══ Dataset records ══

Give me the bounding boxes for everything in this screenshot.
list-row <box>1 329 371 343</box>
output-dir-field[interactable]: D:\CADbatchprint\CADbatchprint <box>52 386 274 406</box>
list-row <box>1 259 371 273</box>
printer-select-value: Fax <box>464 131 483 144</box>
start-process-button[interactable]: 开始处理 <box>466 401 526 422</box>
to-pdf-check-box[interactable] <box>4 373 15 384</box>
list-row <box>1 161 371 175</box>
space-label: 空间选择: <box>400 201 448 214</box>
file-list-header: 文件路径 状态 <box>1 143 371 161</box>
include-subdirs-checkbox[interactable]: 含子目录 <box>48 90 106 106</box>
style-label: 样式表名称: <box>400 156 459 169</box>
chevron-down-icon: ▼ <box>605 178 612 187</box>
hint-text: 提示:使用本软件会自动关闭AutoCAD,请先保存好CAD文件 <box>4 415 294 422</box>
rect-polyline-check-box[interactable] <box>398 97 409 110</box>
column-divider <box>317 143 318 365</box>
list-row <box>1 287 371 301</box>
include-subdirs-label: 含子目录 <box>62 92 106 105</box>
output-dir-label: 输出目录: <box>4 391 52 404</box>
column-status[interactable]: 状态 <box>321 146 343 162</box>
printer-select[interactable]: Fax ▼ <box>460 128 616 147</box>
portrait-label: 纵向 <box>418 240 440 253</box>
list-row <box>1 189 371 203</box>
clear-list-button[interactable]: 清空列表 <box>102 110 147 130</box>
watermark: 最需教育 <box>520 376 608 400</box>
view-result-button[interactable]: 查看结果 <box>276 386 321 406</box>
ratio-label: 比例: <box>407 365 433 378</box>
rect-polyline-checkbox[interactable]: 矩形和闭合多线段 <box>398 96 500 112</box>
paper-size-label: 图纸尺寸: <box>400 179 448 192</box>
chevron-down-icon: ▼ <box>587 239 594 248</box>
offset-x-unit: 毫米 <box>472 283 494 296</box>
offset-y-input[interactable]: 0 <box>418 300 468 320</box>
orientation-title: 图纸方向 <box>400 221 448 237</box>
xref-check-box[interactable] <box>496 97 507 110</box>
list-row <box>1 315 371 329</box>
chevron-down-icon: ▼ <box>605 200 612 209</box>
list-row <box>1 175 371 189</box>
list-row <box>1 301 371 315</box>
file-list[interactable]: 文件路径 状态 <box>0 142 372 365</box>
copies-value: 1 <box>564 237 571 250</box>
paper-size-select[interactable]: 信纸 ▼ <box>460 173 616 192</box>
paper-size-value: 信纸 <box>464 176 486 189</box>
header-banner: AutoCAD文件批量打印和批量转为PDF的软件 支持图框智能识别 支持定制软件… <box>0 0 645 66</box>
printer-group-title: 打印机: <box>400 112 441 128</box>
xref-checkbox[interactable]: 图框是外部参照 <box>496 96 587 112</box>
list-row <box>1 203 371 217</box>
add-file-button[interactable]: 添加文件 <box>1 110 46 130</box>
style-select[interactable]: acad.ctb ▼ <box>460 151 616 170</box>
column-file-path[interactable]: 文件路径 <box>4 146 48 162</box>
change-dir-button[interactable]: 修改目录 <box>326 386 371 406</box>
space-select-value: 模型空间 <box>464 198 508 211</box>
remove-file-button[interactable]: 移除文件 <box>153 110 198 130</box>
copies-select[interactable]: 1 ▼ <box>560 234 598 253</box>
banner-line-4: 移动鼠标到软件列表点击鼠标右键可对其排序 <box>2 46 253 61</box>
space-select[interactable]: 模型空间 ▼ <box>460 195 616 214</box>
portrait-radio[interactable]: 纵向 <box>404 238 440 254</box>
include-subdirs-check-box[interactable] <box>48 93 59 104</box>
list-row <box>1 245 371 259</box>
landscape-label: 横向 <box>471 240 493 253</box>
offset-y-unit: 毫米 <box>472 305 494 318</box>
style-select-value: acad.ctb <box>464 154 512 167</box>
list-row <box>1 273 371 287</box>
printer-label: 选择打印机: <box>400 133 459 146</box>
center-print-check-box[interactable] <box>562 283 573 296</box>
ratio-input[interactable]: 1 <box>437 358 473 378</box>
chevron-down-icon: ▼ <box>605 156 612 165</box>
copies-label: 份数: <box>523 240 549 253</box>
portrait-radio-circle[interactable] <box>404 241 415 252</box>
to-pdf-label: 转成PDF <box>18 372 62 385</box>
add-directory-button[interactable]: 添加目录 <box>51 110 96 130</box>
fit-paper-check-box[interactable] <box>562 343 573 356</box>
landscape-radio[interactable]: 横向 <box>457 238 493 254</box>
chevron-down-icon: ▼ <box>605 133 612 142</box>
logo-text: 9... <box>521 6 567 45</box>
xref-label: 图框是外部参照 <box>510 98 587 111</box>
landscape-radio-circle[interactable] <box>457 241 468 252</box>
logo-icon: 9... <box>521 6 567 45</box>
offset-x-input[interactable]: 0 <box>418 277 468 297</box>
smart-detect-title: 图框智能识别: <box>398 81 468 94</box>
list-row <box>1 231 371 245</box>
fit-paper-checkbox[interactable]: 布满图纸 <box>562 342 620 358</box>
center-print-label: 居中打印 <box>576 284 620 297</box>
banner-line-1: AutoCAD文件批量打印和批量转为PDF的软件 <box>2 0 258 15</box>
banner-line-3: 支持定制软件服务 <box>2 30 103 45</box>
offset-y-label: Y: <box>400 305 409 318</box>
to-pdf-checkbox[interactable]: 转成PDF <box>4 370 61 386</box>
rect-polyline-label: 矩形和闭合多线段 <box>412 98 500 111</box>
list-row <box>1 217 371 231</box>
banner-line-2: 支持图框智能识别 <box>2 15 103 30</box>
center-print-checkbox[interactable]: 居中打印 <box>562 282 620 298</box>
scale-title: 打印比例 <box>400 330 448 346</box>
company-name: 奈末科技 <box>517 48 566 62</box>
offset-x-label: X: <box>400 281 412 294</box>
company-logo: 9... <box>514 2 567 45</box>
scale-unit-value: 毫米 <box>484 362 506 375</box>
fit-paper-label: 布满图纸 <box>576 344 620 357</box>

═══

**Written request:**
Recast the listing as a JSON list of strings, one string per line, starting at its first line and ending at the line that contains "rect-polyline-checkbox[interactable]: 矩形和闭合多线段 <box>398", with both of those lines included. Leave out any blank lines.

**Exercise response:**
[
  "Give me the bounding boxes for everything in this screenshot.",
  "list-row <box>1 329 371 343</box>",
  "output-dir-field[interactable]: D:\\CADbatchprint\\CADbatchprint <box>52 386 274 406</box>",
  "list-row <box>1 259 371 273</box>",
  "printer-select-value: Fax <box>464 131 483 144</box>",
  "start-process-button[interactable]: 开始处理 <box>466 401 526 422</box>",
  "to-pdf-check-box[interactable] <box>4 373 15 384</box>",
  "list-row <box>1 161 371 175</box>",
  "space-label: 空间选择: <box>400 201 448 214</box>",
  "file-list-header: 文件路径 状态 <box>1 143 371 161</box>",
  "include-subdirs-checkbox[interactable]: 含子目录 <box>48 90 106 106</box>",
  "style-label: 样式表名称: <box>400 156 459 169</box>",
  "chevron-down-icon: ▼ <box>605 178 612 187</box>",
  "hint-text: 提示:使用本软件会自动关闭AutoCAD,请先保存好CAD文件 <box>4 415 294 422</box>",
  "rect-polyline-check-box[interactable] <box>398 97 409 110</box>",
  "column-divider <box>317 143 318 365</box>",
  "list-row <box>1 287 371 301</box>",
  "include-subdirs-label: 含子目录 <box>62 92 106 105</box>",
  "output-dir-label: 输出目录: <box>4 391 52 404</box>",
  "column-status[interactable]: 状态 <box>321 146 343 162</box>",
  "printer-select[interactable]: Fax ▼ <box>460 128 616 147</box>",
  "portrait-label: 纵向 <box>418 240 440 253</box>",
  "list-row <box>1 189 371 203</box>",
  "clear-list-button[interactable]: 清空列表 <box>102 110 147 130</box>",
  "watermark: 最需教育 <box>520 376 608 400</box>",
  "view-result-button[interactable]: 查看结果 <box>276 386 321 406</box>",
  "ratio-label: 比例: <box>407 365 433 378</box>",
  "rect-polyline-checkbox[interactable]: 矩形和闭合多线段 <box>398 96 500 112</box>"
]